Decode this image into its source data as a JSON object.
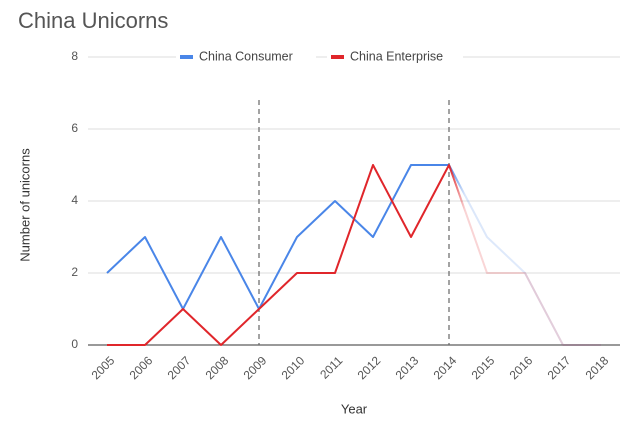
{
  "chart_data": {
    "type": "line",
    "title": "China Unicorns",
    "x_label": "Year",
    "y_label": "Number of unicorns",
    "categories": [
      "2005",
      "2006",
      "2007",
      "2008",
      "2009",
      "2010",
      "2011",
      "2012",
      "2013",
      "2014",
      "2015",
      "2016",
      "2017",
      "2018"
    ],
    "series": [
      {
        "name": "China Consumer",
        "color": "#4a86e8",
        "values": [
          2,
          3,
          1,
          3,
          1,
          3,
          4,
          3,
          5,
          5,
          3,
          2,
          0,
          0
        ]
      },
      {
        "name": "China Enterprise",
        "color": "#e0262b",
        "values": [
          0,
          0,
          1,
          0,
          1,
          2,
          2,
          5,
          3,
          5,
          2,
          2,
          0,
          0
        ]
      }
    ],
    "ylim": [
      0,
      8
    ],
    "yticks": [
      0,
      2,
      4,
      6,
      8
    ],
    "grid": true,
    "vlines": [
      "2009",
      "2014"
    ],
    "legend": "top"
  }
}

------

WHAT THE EXERCISE ASKS —
Would you return the data exactly as written, without the pictures?

RESPONSE —
Decode this image into its source data as a JSON object.
{
  "chart_data": {
    "type": "line",
    "title": "China Unicorns",
    "x_label": "Year",
    "y_label": "Number of unicorns",
    "categories": [
      "2005",
      "2006",
      "2007",
      "2008",
      "2009",
      "2010",
      "2011",
      "2012",
      "2013",
      "2014",
      "2015",
      "2016",
      "2017",
      "2018"
    ],
    "series": [
      {
        "name": "China Consumer",
        "color": "#4a86e8",
        "values": [
          2,
          3,
          1,
          3,
          1,
          3,
          4,
          3,
          5,
          5,
          3,
          2,
          0,
          0
        ]
      },
      {
        "name": "China Enterprise",
        "color": "#e0262b",
        "values": [
          0,
          0,
          1,
          0,
          1,
          2,
          2,
          5,
          3,
          5,
          2,
          2,
          0,
          0
        ]
      }
    ],
    "ylim": [
      0,
      8
    ],
    "yticks": [
      0,
      2,
      4,
      6,
      8
    ],
    "grid": true,
    "vlines": [
      "2009",
      "2014"
    ],
    "legend": "top"
  }
}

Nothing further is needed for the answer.